### Supplied records ###
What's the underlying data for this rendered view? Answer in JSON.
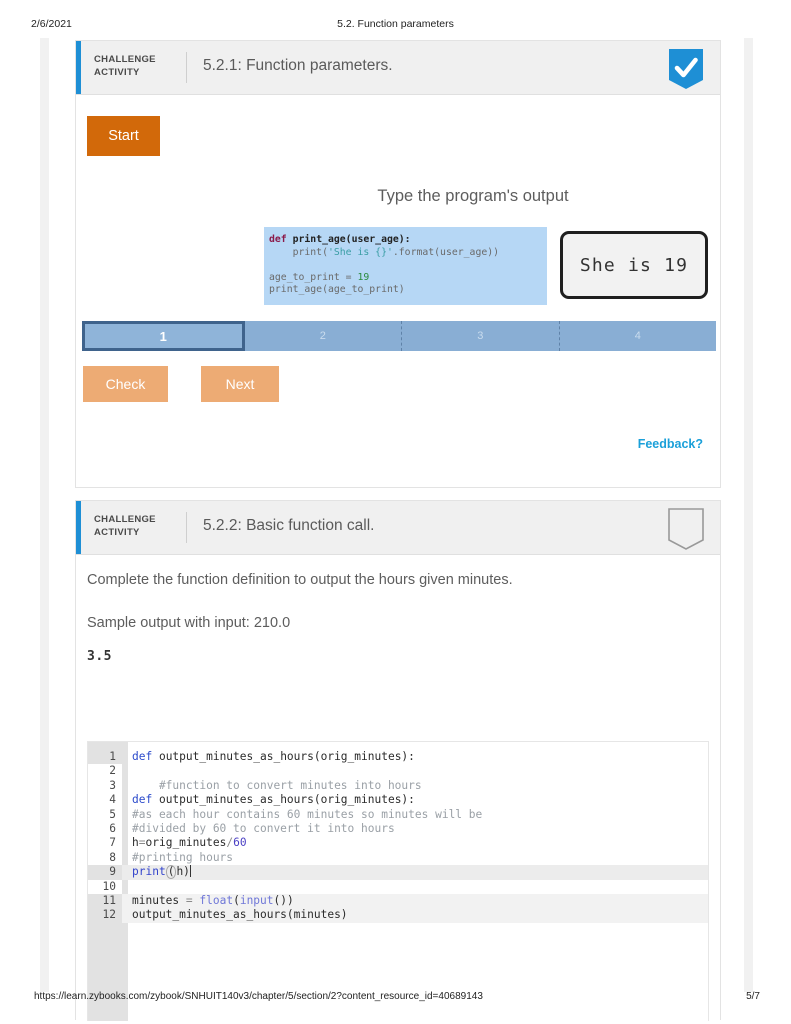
{
  "print": {
    "date": "2/6/2021",
    "title": "5.2. Function parameters",
    "url": "https://learn.zybooks.com/zybook/SNHUIT140v3/chapter/5/section/2?content_resource_id=40689143",
    "page": "5/7"
  },
  "activity1": {
    "kicker_line1": "CHALLENGE",
    "kicker_line2": "ACTIVITY",
    "title": "5.2.1: Function parameters.",
    "badge": "check-shield-filled",
    "start_label": "Start",
    "prompt": "Type the program's output",
    "code": {
      "l1_def": "def",
      "l1_name": " print_age(user_age)",
      "l1_colon": ":",
      "l2_pre": "    print(",
      "l2_str": "'She is {}'",
      "l2_post": ".format(user_age))",
      "l3": "",
      "l4_pre": "age_to_print = ",
      "l4_num": "19",
      "l5": "print_age(age_to_print)"
    },
    "answer_value": "She is 19",
    "steps": [
      "1",
      "2",
      "3",
      "4"
    ],
    "active_step": "1",
    "check_label": "Check",
    "next_label": "Next",
    "feedback_label": "Feedback?"
  },
  "activity2": {
    "kicker_line1": "CHALLENGE",
    "kicker_line2": "ACTIVITY",
    "title": "5.2.2: Basic function call.",
    "badge": "empty-shield-outline",
    "instruction": "Complete the function definition to output the hours given minutes.",
    "sample_label": "Sample output with input: 210.0",
    "sample_output": "3.5",
    "editor": {
      "lines": [
        {
          "n": "1",
          "editable": false,
          "readonly_body": false,
          "highlight": false,
          "parts": [
            {
              "t": "def",
              "c": "k-def"
            },
            {
              "t": " output_minutes_as_hours(orig_minutes):",
              "c": ""
            }
          ]
        },
        {
          "n": "2",
          "editable": true,
          "readonly_body": false,
          "highlight": false,
          "parts": []
        },
        {
          "n": "3",
          "editable": true,
          "readonly_body": false,
          "highlight": false,
          "parts": [
            {
              "t": "    #function to convert minutes into hours",
              "c": "k-cmt"
            }
          ]
        },
        {
          "n": "4",
          "editable": true,
          "readonly_body": false,
          "highlight": false,
          "parts": [
            {
              "t": "def",
              "c": "k-def"
            },
            {
              "t": " output_minutes_as_hours(orig_minutes):",
              "c": ""
            }
          ]
        },
        {
          "n": "5",
          "editable": true,
          "readonly_body": false,
          "highlight": false,
          "parts": [
            {
              "t": "#as each hour contains 60 minutes so minutes will be",
              "c": "k-cmt"
            }
          ]
        },
        {
          "n": "6",
          "editable": true,
          "readonly_body": false,
          "highlight": false,
          "parts": [
            {
              "t": "#divided by 60 to convert it into hours",
              "c": "k-cmt"
            }
          ]
        },
        {
          "n": "7",
          "editable": true,
          "readonly_body": false,
          "highlight": false,
          "parts": [
            {
              "t": "h",
              "c": ""
            },
            {
              "t": "=",
              "c": "k-op"
            },
            {
              "t": "orig_minutes",
              "c": ""
            },
            {
              "t": "/",
              "c": "k-op"
            },
            {
              "t": "60",
              "c": "k-num"
            }
          ]
        },
        {
          "n": "8",
          "editable": true,
          "readonly_body": false,
          "highlight": false,
          "parts": [
            {
              "t": "#printing hours",
              "c": "k-cmt"
            }
          ]
        },
        {
          "n": "9",
          "editable": true,
          "readonly_body": false,
          "highlight": true,
          "parts": [
            {
              "t": "print",
              "c": "k-print"
            }
          ],
          "paren_open": "(",
          "paren_rest": "h)",
          "caret": true
        },
        {
          "n": "10",
          "editable": true,
          "readonly_body": false,
          "highlight": false,
          "parts": []
        },
        {
          "n": "11",
          "editable": false,
          "readonly_body": true,
          "highlight": false,
          "parts": [
            {
              "t": "minutes ",
              "c": ""
            },
            {
              "t": "=",
              "c": "k-op"
            },
            {
              "t": " ",
              "c": ""
            },
            {
              "t": "float",
              "c": "k-fn"
            },
            {
              "t": "(",
              "c": ""
            },
            {
              "t": "input",
              "c": "k-fn"
            },
            {
              "t": "())",
              "c": ""
            }
          ]
        },
        {
          "n": "12",
          "editable": false,
          "readonly_body": true,
          "highlight": false,
          "parts": [
            {
              "t": "output_minutes_as_hours(minutes)",
              "c": ""
            }
          ]
        }
      ]
    }
  },
  "colors": {
    "accent_blue": "#1e8fd5",
    "start_orange": "#d2690a",
    "button_orange": "#edab74",
    "progress_blue": "#89aed4",
    "progress_active_border": "#3f638c",
    "snippet_bg": "#b6d7f5",
    "link_blue": "#1ba0d9"
  }
}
###
• Directive:
Filter out every line that lacks the word "badge", and copy the rest.

• Complete output:
    "badge": "check-shield-filled",
    "badge": "empty-shield-outline",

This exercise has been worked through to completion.